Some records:
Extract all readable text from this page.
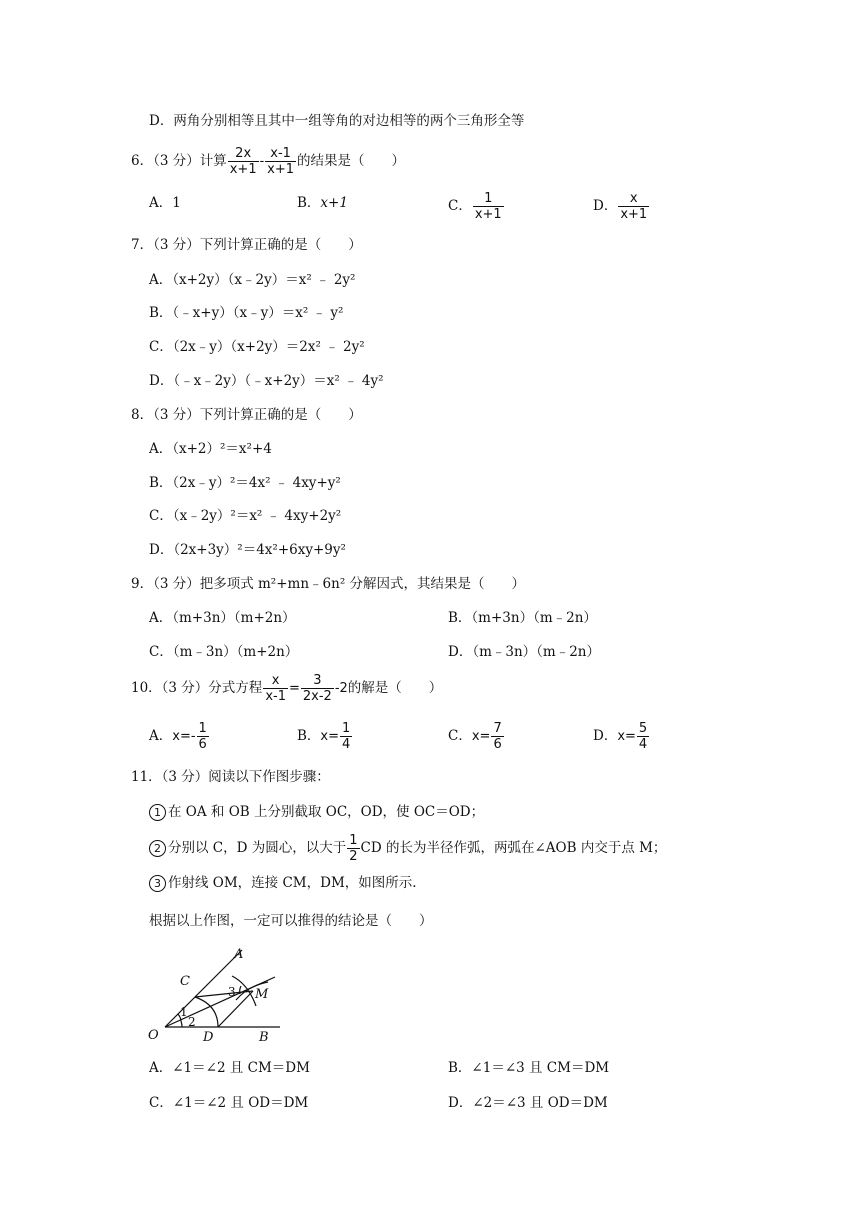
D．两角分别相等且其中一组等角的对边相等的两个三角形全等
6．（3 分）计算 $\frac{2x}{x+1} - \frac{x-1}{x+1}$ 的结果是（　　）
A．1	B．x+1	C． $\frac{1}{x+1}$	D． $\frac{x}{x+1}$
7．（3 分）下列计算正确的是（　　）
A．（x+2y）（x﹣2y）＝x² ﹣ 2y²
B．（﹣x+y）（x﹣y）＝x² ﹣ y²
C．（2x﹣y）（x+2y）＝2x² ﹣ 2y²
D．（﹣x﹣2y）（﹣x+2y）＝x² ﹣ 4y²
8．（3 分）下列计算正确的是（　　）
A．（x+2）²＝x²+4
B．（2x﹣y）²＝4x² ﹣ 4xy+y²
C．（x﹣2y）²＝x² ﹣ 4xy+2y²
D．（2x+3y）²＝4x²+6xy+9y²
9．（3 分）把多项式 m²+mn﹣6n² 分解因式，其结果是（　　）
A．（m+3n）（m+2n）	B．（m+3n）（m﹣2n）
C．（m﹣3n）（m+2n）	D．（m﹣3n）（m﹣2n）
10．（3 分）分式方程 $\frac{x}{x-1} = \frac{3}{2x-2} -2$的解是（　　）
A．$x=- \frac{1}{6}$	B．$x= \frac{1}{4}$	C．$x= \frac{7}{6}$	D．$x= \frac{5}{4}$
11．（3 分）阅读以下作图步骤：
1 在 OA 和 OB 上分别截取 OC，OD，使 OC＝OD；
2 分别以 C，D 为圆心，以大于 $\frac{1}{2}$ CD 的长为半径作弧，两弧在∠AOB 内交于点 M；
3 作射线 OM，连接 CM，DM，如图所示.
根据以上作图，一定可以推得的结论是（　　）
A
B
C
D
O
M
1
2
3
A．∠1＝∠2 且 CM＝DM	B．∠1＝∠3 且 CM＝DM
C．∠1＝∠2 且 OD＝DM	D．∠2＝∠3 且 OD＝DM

Stated exercise
Among the entries above, identify all lines with "frac" and copy them.

Written answer
6．（3 分）计算 $\frac{2x}{x+1} - \frac{x-1}{x+1}$ 的结果是（　　）
A．1	B．x+1	C． $\frac{1}{x+1}$	D． $\frac{x}{x+1}$
10．（3 分）分式方程 $\frac{x}{x-1} = \frac{3}{2x-2} -2$的解是（　　）
A．$x=- \frac{1}{6}$	B．$x= \frac{1}{4}$	C．$x= \frac{7}{6}$	D．$x= \frac{5}{4}$
2 分别以 C，D 为圆心，以大于 $\frac{1}{2}$ CD 的长为半径作弧，两弧在∠AOB 内交于点 M；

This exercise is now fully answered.